(Collection entries)
========
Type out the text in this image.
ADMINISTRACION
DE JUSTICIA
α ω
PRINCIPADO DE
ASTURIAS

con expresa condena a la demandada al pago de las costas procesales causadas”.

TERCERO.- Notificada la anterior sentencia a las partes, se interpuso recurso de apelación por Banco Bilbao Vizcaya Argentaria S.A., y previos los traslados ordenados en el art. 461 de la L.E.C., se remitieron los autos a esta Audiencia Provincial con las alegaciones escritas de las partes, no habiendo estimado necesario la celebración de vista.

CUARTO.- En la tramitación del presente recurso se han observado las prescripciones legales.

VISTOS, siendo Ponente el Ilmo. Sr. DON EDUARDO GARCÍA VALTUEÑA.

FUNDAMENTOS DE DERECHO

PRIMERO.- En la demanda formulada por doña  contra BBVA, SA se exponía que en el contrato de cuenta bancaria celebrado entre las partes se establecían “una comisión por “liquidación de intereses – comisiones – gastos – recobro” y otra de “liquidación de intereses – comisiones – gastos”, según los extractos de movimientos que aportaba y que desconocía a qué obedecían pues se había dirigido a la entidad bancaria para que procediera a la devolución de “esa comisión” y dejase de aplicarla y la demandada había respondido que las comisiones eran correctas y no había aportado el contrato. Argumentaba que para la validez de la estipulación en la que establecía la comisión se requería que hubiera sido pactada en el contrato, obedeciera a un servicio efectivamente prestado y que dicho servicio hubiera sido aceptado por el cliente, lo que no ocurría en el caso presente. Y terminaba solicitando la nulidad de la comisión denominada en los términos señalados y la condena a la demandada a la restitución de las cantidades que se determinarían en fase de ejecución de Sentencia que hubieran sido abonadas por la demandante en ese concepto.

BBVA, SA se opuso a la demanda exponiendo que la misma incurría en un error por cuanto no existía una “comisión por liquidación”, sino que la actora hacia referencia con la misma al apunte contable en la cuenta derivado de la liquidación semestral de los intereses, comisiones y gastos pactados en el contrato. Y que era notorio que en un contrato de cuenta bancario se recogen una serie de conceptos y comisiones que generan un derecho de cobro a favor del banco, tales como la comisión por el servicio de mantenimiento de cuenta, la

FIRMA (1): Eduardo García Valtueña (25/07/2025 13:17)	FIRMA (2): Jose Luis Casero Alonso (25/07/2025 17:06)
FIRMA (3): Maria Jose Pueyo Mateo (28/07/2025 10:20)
========
* _Given request_
Output the complete data exactly as written.

* _Exercise output_
Type out the text in this image.
ADMINISTRACION
DE JUSTICIA
α ω
PRINCIPADO DE
ASTURIAS

con expresa condena a la demandada al pago de las costas procesales causadas”.

TERCERO.- Notificada la anterior sentencia a las partes, se interpuso recurso de apelación por Banco Bilbao Vizcaya Argentaria S.A., y previos los traslados ordenados en el art. 461 de la L.E.C., se remitieron los autos a esta Audiencia Provincial con las alegaciones escritas de las partes, no habiendo estimado necesario la celebración de vista.

CUARTO.- En la tramitación del presente recurso se han observado las prescripciones legales.

VISTOS, siendo Ponente el Ilmo. Sr. DON EDUARDO GARCÍA VALTUEÑA.

FUNDAMENTOS DE DERECHO

PRIMERO.- En la demanda formulada por doña  contra BBVA, SA se exponía que en el contrato de cuenta bancaria celebrado entre las partes se establecían “una comisión por “liquidación de intereses – comisiones – gastos – recobro” y otra de “liquidación de intereses – comisiones – gastos”, según los extractos de movimientos que aportaba y que desconocía a qué obedecían pues se había dirigido a la entidad bancaria para que procediera a la devolución de “esa comisión” y dejase de aplicarla y la demandada había respondido que las comisiones eran correctas y no había aportado el contrato. Argumentaba que para la validez de la estipulación en la que establecía la comisión se requería que hubiera sido pactada en el contrato, obedeciera a un servicio efectivamente prestado y que dicho servicio hubiera sido aceptado por el cliente, lo que no ocurría en el caso presente. Y terminaba solicitando la nulidad de la comisión denominada en los términos señalados y la condena a la demandada a la restitución de las cantidades que se determinarían en fase de ejecución de Sentencia que hubieran sido abonadas por la demandante en ese concepto.

BBVA, SA se opuso a la demanda exponiendo que la misma incurría en un error por cuanto no existía una “comisión por liquidación”, sino que la actora hacia referencia con la misma al apunte contable en la cuenta derivado de la liquidación semestral de los intereses, comisiones y gastos pactados en el contrato. Y que era notorio que en un contrato de cuenta bancario se recogen una serie de conceptos y comisiones que generan un derecho de cobro a favor del banco, tales como la comisión por el servicio de mantenimiento de cuenta, la

FIRMA (1): Eduardo García Valtueña (25/07/2025 13:17)	FIRMA (2): Jose Luis Casero Alonso (25/07/2025 17:06)
FIRMA (3): Maria Jose Pueyo Mateo (28/07/2025 10:20)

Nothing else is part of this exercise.